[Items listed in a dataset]
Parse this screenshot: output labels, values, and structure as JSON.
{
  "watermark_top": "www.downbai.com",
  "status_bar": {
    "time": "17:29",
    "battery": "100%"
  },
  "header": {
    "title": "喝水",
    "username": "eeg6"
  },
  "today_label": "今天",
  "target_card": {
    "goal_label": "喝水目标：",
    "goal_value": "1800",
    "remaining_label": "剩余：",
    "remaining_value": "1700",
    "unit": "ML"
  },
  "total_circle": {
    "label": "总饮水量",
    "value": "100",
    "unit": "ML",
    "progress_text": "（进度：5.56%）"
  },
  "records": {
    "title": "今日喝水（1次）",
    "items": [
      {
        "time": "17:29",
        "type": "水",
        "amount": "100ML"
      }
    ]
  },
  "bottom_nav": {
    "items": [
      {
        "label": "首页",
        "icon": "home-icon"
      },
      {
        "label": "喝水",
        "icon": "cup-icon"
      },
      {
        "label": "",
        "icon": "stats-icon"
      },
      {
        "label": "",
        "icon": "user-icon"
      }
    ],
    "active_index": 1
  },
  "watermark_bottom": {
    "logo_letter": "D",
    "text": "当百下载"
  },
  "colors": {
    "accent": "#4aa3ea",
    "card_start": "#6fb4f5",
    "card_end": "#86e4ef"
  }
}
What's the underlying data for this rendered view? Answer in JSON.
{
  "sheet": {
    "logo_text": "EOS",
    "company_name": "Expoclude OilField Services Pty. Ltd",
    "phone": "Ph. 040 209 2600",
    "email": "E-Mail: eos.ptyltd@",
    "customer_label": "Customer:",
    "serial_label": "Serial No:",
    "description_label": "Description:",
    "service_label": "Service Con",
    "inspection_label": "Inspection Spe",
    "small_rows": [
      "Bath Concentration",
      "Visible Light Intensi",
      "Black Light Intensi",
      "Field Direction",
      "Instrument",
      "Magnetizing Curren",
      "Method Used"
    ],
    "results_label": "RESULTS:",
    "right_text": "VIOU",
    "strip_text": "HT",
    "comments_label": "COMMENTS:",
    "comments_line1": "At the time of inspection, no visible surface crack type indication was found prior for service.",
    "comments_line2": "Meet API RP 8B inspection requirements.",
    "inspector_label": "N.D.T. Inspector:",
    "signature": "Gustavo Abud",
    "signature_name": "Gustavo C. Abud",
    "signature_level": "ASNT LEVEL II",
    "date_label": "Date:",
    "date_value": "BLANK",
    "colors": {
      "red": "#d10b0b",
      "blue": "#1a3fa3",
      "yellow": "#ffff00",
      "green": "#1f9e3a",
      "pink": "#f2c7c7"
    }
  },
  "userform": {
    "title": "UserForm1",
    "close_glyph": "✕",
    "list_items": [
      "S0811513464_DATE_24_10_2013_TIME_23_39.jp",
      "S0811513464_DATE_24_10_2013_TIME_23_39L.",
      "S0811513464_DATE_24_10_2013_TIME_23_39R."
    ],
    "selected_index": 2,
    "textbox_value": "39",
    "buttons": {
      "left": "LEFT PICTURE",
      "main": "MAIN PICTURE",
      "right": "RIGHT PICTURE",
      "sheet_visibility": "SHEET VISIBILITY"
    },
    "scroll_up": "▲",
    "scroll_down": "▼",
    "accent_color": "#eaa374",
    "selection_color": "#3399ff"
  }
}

### [Task statement]
Extract each record, keeping it identical to the original.

### [Solution to the problem]
Parse this screenshot: output labels, values, and structure as JSON.
{
  "watermark_top": "www.downbai.com",
  "status_bar": {
    "time": "17:29",
    "battery": "100%"
  },
  "header": {
    "title": "喝水",
    "username": "eeg6"
  },
  "today_label": "今天",
  "target_card": {
    "goal_label": "喝水目标：",
    "goal_value": "1800",
    "remaining_label": "剩余：",
    "remaining_value": "1700",
    "unit": "ML"
  },
  "total_circle": {
    "label": "总饮水量",
    "value": "100",
    "unit": "ML",
    "progress_text": "（进度：5.56%）"
  },
  "records": {
    "title": "今日喝水（1次）",
    "items": [
      {
        "time": "17:29",
        "type": "水",
        "amount": "100ML"
      }
    ]
  },
  "bottom_nav": {
    "items": [
      {
        "label": "首页",
        "icon": "home-icon"
      },
      {
        "label": "喝水",
        "icon": "cup-icon"
      },
      {
        "label": "",
        "icon": "stats-icon"
      },
      {
        "label": "",
        "icon": "user-icon"
      }
    ],
    "active_index": 1
  },
  "watermark_bottom": {
    "logo_letter": "D",
    "text": "当百下载"
  },
  "colors": {
    "accent": "#4aa3ea",
    "card_start": "#6fb4f5",
    "card_end": "#86e4ef"
  }
}
What's the underlying data for this rendered view? Answer in JSON.
{
  "sheet": {
    "logo_text": "EOS",
    "company_name": "Expoclude OilField Services Pty. Ltd",
    "phone": "Ph. 040 209 2600",
    "email": "E-Mail: eos.ptyltd@",
    "customer_label": "Customer:",
    "serial_label": "Serial No:",
    "description_label": "Description:",
    "service_label": "Service Con",
    "inspection_label": "Inspection Spe",
    "small_rows": [
      "Bath Concentration",
      "Visible Light Intensi",
      "Black Light Intensi",
      "Field Direction",
      "Instrument",
      "Magnetizing Curren",
      "Method Used"
    ],
    "results_label": "RESULTS:",
    "right_text": "VIOU",
    "strip_text": "HT",
    "comments_label": "COMMENTS:",
    "comments_line1": "At the time of inspection, no visible surface crack type indication was found prior for service.",
    "comments_line2": "Meet API RP 8B inspection requirements.",
    "inspector_label": "N.D.T. Inspector:",
    "signature": "Gustavo Abud",
    "signature_name": "Gustavo C. Abud",
    "signature_level": "ASNT LEVEL II",
    "date_label": "Date:",
    "date_value": "BLANK",
    "colors": {
      "red": "#d10b0b",
      "blue": "#1a3fa3",
      "yellow": "#ffff00",
      "green": "#1f9e3a",
      "pink": "#f2c7c7"
    }
  },
  "userform": {
    "title": "UserForm1",
    "close_glyph": "✕",
    "list_items": [
      "S0811513464_DATE_24_10_2013_TIME_23_39.jp",
      "S0811513464_DATE_24_10_2013_TIME_23_39L.",
      "S0811513464_DATE_24_10_2013_TIME_23_39R."
    ],
    "selected_index": 2,
    "textbox_value": "39",
    "buttons": {
      "left": "LEFT PICTURE",
      "main": "MAIN PICTURE",
      "right": "RIGHT PICTURE",
      "sheet_visibility": "SHEET VISIBILITY"
    },
    "scroll_up": "▲",
    "scroll_down": "▼",
    "accent_color": "#eaa374",
    "selection_color": "#3399ff"
  }
}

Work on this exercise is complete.